[Records from a dataset]
═══

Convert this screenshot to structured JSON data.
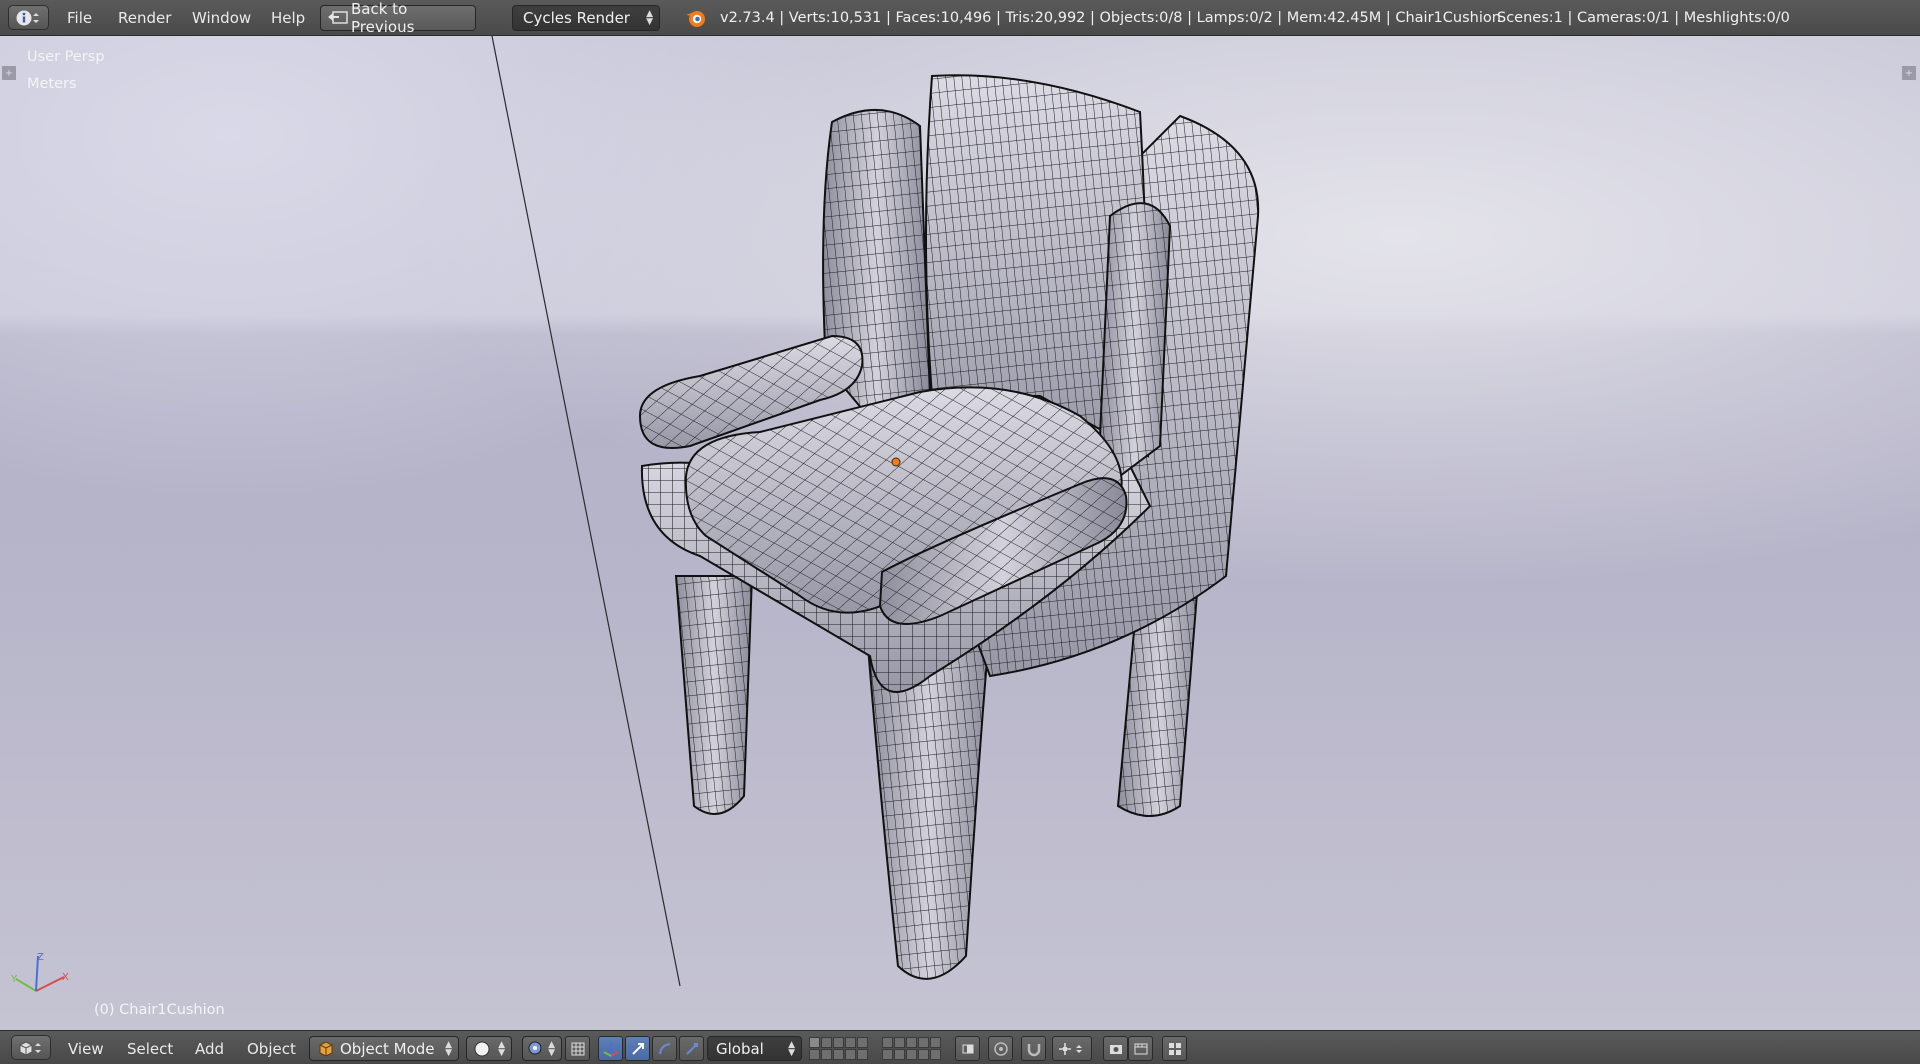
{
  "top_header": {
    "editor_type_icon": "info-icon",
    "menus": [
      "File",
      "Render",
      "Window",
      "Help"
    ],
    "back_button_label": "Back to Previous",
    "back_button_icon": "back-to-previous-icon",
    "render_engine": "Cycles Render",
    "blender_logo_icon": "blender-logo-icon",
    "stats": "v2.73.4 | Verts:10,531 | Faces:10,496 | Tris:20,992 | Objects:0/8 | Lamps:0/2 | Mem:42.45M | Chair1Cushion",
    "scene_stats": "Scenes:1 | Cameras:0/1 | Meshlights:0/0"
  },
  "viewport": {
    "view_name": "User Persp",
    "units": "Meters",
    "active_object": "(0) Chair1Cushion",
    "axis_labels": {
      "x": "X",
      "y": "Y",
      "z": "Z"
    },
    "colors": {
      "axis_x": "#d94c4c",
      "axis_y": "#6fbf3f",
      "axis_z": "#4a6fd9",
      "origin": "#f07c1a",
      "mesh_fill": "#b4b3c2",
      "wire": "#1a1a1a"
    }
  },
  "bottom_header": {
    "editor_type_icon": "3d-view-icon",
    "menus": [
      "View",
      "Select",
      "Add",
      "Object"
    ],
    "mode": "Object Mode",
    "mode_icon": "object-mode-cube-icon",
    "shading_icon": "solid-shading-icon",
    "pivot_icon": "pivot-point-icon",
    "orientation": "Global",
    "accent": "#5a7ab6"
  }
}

═══

Exercise => Pictures in the records above are left out; print everything else exactly as written.

Result =>
Convert this screenshot to structured JSON data.
{
  "top_header": {
    "editor_type_icon": "info-icon",
    "menus": [
      "File",
      "Render",
      "Window",
      "Help"
    ],
    "back_button_label": "Back to Previous",
    "back_button_icon": "back-to-previous-icon",
    "render_engine": "Cycles Render",
    "blender_logo_icon": "blender-logo-icon",
    "stats": "v2.73.4 | Verts:10,531 | Faces:10,496 | Tris:20,992 | Objects:0/8 | Lamps:0/2 | Mem:42.45M | Chair1Cushion",
    "scene_stats": "Scenes:1 | Cameras:0/1 | Meshlights:0/0"
  },
  "viewport": {
    "view_name": "User Persp",
    "units": "Meters",
    "active_object": "(0) Chair1Cushion",
    "axis_labels": {
      "x": "X",
      "y": "Y",
      "z": "Z"
    },
    "colors": {
      "axis_x": "#d94c4c",
      "axis_y": "#6fbf3f",
      "axis_z": "#4a6fd9",
      "origin": "#f07c1a",
      "mesh_fill": "#b4b3c2",
      "wire": "#1a1a1a"
    }
  },
  "bottom_header": {
    "editor_type_icon": "3d-view-icon",
    "menus": [
      "View",
      "Select",
      "Add",
      "Object"
    ],
    "mode": "Object Mode",
    "mode_icon": "object-mode-cube-icon",
    "shading_icon": "solid-shading-icon",
    "pivot_icon": "pivot-point-icon",
    "orientation": "Global",
    "accent": "#5a7ab6"
  }
}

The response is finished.